Raw records
* * * *

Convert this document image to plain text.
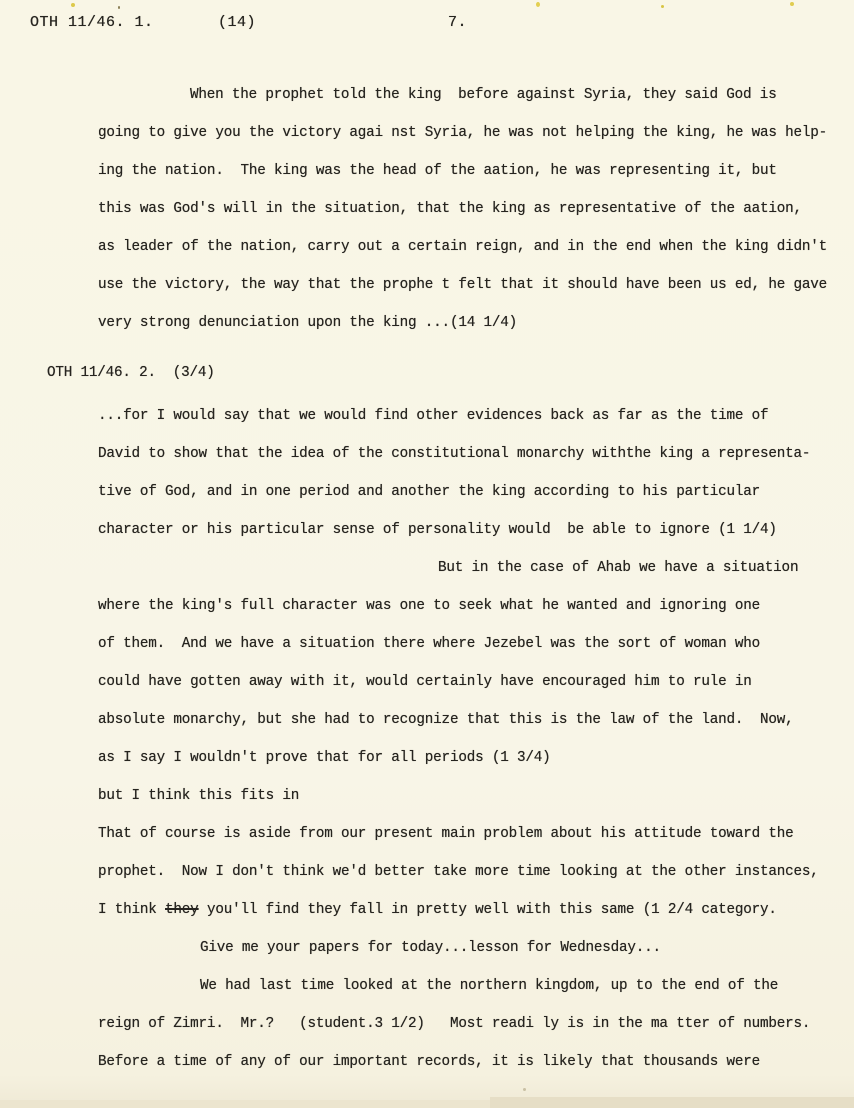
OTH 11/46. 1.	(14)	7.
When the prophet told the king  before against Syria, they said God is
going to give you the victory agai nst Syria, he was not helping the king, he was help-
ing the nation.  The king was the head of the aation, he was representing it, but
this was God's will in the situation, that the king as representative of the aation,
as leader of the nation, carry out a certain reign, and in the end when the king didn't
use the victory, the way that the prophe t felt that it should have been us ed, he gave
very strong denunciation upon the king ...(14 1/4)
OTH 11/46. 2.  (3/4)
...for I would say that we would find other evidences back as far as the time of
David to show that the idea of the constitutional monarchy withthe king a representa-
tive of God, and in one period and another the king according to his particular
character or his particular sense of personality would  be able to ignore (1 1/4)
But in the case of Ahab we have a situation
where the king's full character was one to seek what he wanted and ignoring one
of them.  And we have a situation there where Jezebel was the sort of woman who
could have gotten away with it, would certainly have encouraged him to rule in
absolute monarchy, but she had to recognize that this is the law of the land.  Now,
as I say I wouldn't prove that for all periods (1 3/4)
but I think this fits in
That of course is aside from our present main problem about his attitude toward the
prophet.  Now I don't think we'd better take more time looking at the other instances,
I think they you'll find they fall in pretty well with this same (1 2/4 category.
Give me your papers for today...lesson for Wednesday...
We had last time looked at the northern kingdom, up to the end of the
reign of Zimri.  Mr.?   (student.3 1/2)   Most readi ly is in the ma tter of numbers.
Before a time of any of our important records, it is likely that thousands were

* * * *

Reproduce each entry verbatim, excluding any embedded images.

Convert this document image to plain text.
OTH 11/46. 1.	(14)	7.
When the prophet told the king  before against Syria, they said God is
going to give you the victory agai nst Syria, he was not helping the king, he was help-
ing the nation.  The king was the head of the aation, he was representing it, but
this was God's will in the situation, that the king as representative of the aation,
as leader of the nation, carry out a certain reign, and in the end when the king didn't
use the victory, the way that the prophe t felt that it should have been us ed, he gave
very strong denunciation upon the king ...(14 1/4)
OTH 11/46. 2.  (3/4)
...for I would say that we would find other evidences back as far as the time of
David to show that the idea of the constitutional monarchy withthe king a representa-
tive of God, and in one period and another the king according to his particular
character or his particular sense of personality would  be able to ignore (1 1/4)
But in the case of Ahab we have a situation
where the king's full character was one to seek what he wanted and ignoring one
of them.  And we have a situation there where Jezebel was the sort of woman who
could have gotten away with it, would certainly have encouraged him to rule in
absolute monarchy, but she had to recognize that this is the law of the land.  Now,
as I say I wouldn't prove that for all periods (1 3/4)
but I think this fits in
That of course is aside from our present main problem about his attitude toward the
prophet.  Now I don't think we'd better take more time looking at the other instances,
I think they you'll find they fall in pretty well with this same (1 2/4 category.
Give me your papers for today...lesson for Wednesday...
We had last time looked at the northern kingdom, up to the end of the
reign of Zimri.  Mr.?   (student.3 1/2)   Most readi ly is in the ma tter of numbers.
Before a time of any of our important records, it is likely that thousands were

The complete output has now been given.